* Begin Extracted material *

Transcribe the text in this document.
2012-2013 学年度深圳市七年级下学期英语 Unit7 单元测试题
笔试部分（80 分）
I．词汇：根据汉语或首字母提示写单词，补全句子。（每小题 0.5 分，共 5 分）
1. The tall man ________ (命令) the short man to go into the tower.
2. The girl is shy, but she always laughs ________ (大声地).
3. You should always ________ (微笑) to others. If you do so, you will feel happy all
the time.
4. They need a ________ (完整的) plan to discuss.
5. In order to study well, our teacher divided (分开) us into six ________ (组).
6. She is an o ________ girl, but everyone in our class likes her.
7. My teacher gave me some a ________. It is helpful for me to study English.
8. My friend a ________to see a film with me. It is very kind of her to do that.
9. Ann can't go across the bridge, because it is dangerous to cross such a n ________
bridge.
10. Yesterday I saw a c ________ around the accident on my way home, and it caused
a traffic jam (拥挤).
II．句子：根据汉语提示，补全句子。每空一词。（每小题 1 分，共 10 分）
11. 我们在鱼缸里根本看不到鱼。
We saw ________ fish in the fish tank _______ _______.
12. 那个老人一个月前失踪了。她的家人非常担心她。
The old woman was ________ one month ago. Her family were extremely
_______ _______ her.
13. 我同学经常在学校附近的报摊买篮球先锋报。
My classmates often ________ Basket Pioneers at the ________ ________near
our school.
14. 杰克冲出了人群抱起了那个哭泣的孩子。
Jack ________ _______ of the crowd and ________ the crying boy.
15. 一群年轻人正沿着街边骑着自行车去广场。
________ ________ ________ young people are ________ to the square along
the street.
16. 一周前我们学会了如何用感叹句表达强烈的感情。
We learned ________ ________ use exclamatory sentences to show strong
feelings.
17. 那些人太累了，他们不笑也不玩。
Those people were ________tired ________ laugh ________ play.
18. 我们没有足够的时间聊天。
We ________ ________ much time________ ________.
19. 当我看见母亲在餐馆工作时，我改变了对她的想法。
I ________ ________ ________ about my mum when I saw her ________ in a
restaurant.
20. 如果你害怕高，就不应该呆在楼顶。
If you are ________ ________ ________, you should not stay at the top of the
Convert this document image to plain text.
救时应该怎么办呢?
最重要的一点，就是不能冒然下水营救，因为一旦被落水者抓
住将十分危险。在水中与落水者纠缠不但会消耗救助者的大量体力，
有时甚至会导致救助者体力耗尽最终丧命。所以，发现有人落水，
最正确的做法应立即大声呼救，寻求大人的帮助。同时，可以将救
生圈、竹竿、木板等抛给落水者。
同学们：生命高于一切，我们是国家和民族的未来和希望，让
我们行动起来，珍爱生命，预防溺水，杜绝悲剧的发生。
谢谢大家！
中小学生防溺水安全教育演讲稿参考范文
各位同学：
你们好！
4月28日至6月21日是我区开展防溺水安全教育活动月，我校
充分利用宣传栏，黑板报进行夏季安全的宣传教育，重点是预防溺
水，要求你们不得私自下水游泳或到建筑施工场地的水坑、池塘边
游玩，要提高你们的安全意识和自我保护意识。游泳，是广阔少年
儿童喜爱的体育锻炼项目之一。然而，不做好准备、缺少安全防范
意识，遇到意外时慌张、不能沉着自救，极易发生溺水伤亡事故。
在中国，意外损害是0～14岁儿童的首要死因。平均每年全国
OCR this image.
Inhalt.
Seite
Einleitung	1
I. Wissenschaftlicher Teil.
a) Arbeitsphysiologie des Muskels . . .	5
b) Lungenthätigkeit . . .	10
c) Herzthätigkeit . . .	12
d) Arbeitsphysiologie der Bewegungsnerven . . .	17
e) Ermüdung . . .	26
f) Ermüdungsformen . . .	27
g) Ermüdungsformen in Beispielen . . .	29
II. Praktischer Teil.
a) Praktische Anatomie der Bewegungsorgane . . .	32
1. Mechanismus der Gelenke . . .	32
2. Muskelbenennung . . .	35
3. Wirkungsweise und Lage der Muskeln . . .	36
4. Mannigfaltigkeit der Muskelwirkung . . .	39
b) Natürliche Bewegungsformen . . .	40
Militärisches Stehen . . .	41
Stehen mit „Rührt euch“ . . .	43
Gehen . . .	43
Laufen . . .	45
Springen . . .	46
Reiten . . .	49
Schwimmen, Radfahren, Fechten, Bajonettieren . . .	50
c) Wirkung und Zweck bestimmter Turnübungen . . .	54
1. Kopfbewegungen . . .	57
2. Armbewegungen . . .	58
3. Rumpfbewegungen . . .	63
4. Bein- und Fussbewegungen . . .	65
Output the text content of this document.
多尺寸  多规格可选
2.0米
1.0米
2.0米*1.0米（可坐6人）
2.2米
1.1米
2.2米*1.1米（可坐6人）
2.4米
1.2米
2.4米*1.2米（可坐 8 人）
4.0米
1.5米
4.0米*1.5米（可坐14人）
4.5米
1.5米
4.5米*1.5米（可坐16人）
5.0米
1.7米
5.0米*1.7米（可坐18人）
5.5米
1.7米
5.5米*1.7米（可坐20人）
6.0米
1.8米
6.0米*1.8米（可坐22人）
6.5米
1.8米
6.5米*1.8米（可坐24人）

* End Extracted material *

## Exercise aim
The records above should be repeated in full, exactly as given.

## Result
Transcribe the text in this document.
2012-2013 学年度深圳市七年级下学期英语 Unit7 单元测试题
笔试部分（80 分）
I．词汇：根据汉语或首字母提示写单词，补全句子。（每小题 0.5 分，共 5 分）
1. The tall man ________ (命令) the short man to go into the tower.
2. The girl is shy, but she always laughs ________ (大声地).
3. You should always ________ (微笑) to others. If you do so, you will feel happy all
the time.
4. They need a ________ (完整的) plan to discuss.
5. In order to study well, our teacher divided (分开) us into six ________ (组).
6. She is an o ________ girl, but everyone in our class likes her.
7. My teacher gave me some a ________. It is helpful for me to study English.
8. My friend a ________to see a film with me. It is very kind of her to do that.
9. Ann can't go across the bridge, because it is dangerous to cross such a n ________
bridge.
10. Yesterday I saw a c ________ around the accident on my way home, and it caused
a traffic jam (拥挤).
II．句子：根据汉语提示，补全句子。每空一词。（每小题 1 分，共 10 分）
11. 我们在鱼缸里根本看不到鱼。
We saw ________ fish in the fish tank _______ _______.
12. 那个老人一个月前失踪了。她的家人非常担心她。
The old woman was ________ one month ago. Her family were extremely
_______ _______ her.
13. 我同学经常在学校附近的报摊买篮球先锋报。
My classmates often ________ Basket Pioneers at the ________ ________near
our school.
14. 杰克冲出了人群抱起了那个哭泣的孩子。
Jack ________ _______ of the crowd and ________ the crying boy.
15. 一群年轻人正沿着街边骑着自行车去广场。
________ ________ ________ young people are ________ to the square along
the street.
16. 一周前我们学会了如何用感叹句表达强烈的感情。
We learned ________ ________ use exclamatory sentences to show strong
feelings.
17. 那些人太累了，他们不笑也不玩。
Those people were ________tired ________ laugh ________ play.
18. 我们没有足够的时间聊天。
We ________ ________ much time________ ________.
19. 当我看见母亲在餐馆工作时，我改变了对她的想法。
I ________ ________ ________ about my mum when I saw her ________ in a
restaurant.
20. 如果你害怕高，就不应该呆在楼顶。
If you are ________ ________ ________, you should not stay at the top of the
Convert this document image to plain text.
救时应该怎么办呢?
最重要的一点，就是不能冒然下水营救，因为一旦被落水者抓
住将十分危险。在水中与落水者纠缠不但会消耗救助者的大量体力，
有时甚至会导致救助者体力耗尽最终丧命。所以，发现有人落水，
最正确的做法应立即大声呼救，寻求大人的帮助。同时，可以将救
生圈、竹竿、木板等抛给落水者。
同学们：生命高于一切，我们是国家和民族的未来和希望，让
我们行动起来，珍爱生命，预防溺水，杜绝悲剧的发生。
谢谢大家！
中小学生防溺水安全教育演讲稿参考范文
各位同学：
你们好！
4月28日至6月21日是我区开展防溺水安全教育活动月，我校
充分利用宣传栏，黑板报进行夏季安全的宣传教育，重点是预防溺
水，要求你们不得私自下水游泳或到建筑施工场地的水坑、池塘边
游玩，要提高你们的安全意识和自我保护意识。游泳，是广阔少年
儿童喜爱的体育锻炼项目之一。然而，不做好准备、缺少安全防范
意识，遇到意外时慌张、不能沉着自救，极易发生溺水伤亡事故。
在中国，意外损害是0～14岁儿童的首要死因。平均每年全国
OCR this image.
Inhalt.
Seite
Einleitung	1
I. Wissenschaftlicher Teil.
a) Arbeitsphysiologie des Muskels . . .	5
b) Lungenthätigkeit . . .	10
c) Herzthätigkeit . . .	12
d) Arbeitsphysiologie der Bewegungsnerven . . .	17
e) Ermüdung . . .	26
f) Ermüdungsformen . . .	27
g) Ermüdungsformen in Beispielen . . .	29
II. Praktischer Teil.
a) Praktische Anatomie der Bewegungsorgane . . .	32
1. Mechanismus der Gelenke . . .	32
2. Muskelbenennung . . .	35
3. Wirkungsweise und Lage der Muskeln . . .	36
4. Mannigfaltigkeit der Muskelwirkung . . .	39
b) Natürliche Bewegungsformen . . .	40
Militärisches Stehen . . .	41
Stehen mit „Rührt euch“ . . .	43
Gehen . . .	43
Laufen . . .	45
Springen . . .	46
Reiten . . .	49
Schwimmen, Radfahren, Fechten, Bajonettieren . . .	50
c) Wirkung und Zweck bestimmter Turnübungen . . .	54
1. Kopfbewegungen . . .	57
2. Armbewegungen . . .	58
3. Rumpfbewegungen . . .	63
4. Bein- und Fussbewegungen . . .	65
Output the text content of this document.
多尺寸  多规格可选
2.0米
1.0米
2.0米*1.0米（可坐6人）
2.2米
1.1米
2.2米*1.1米（可坐6人）
2.4米
1.2米
2.4米*1.2米（可坐 8 人）
4.0米
1.5米
4.0米*1.5米（可坐14人）
4.5米
1.5米
4.5米*1.5米（可坐16人）
5.0米
1.7米
5.0米*1.7米（可坐18人）
5.5米
1.7米
5.5米*1.7米（可坐20人）
6.0米
1.8米
6.0米*1.8米（可坐22人）
6.5米
1.8米
6.5米*1.8米（可坐24人）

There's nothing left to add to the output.